In the records below, find each line with the word "JSON" and copy it.

Data for this exercise:
····················
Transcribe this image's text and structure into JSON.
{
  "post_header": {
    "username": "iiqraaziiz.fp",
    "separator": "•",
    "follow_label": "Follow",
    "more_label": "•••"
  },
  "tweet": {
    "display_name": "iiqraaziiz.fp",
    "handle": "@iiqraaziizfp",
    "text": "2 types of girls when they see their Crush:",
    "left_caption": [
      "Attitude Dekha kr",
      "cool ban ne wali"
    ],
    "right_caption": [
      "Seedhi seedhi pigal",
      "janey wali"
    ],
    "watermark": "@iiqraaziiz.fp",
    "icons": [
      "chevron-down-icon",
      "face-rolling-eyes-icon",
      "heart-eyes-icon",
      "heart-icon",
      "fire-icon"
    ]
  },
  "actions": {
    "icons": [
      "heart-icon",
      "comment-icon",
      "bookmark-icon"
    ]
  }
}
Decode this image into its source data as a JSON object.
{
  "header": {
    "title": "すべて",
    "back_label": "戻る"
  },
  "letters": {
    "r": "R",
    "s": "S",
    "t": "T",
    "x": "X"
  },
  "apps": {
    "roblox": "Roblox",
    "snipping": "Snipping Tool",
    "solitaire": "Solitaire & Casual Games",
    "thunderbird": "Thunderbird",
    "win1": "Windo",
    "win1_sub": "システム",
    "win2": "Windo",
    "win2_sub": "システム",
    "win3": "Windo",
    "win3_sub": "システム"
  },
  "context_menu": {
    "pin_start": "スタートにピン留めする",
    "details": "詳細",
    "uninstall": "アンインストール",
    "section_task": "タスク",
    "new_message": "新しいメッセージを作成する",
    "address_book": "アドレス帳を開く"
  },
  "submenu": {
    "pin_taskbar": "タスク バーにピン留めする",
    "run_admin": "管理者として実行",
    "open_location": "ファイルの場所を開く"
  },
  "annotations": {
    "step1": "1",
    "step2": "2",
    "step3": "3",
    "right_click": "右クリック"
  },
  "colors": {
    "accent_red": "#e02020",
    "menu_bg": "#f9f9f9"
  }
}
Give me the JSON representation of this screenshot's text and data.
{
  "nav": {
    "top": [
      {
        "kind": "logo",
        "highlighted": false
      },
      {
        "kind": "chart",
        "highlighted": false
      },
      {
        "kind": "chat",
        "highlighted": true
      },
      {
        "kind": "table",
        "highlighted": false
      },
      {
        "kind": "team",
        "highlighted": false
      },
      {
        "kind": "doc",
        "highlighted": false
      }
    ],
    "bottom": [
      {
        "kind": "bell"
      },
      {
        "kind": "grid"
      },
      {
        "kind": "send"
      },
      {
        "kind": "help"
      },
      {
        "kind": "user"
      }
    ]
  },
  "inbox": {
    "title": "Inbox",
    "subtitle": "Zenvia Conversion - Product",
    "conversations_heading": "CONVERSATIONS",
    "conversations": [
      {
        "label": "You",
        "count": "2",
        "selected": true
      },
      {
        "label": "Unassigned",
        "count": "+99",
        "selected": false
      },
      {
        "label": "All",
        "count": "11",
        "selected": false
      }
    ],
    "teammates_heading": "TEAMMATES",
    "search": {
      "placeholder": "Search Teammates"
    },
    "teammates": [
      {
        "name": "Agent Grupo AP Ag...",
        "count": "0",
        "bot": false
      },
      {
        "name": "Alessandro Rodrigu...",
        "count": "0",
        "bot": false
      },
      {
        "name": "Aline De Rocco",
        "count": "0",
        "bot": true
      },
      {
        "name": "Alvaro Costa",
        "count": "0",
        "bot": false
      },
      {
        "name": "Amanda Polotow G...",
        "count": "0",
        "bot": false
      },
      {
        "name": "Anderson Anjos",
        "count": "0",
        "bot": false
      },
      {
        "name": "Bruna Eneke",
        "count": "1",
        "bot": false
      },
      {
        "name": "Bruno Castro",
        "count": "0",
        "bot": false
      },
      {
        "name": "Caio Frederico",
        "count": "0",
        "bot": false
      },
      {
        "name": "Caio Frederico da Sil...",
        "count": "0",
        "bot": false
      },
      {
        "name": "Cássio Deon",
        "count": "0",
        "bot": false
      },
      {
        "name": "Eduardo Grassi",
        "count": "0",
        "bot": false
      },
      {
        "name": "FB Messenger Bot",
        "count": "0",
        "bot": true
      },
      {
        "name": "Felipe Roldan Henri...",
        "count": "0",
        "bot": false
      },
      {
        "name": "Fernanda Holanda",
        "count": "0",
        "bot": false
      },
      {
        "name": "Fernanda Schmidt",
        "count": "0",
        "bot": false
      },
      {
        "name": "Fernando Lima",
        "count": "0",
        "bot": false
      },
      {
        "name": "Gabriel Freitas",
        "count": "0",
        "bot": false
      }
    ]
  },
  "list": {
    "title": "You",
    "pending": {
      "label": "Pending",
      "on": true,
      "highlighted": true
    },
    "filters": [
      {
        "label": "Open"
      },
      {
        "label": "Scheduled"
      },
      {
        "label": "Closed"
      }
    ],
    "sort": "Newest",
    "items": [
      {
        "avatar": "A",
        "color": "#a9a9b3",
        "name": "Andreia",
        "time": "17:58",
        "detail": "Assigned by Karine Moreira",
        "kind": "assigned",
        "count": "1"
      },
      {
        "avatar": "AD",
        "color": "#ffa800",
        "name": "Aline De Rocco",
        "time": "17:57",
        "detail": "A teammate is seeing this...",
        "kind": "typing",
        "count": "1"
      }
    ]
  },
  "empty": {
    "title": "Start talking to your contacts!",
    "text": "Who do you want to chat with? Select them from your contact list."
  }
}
····················
Result:
Transcribe this image's text and structure into JSON.
Decode this image into its source data as a JSON object.
Give me the JSON representation of this screenshot's text and data.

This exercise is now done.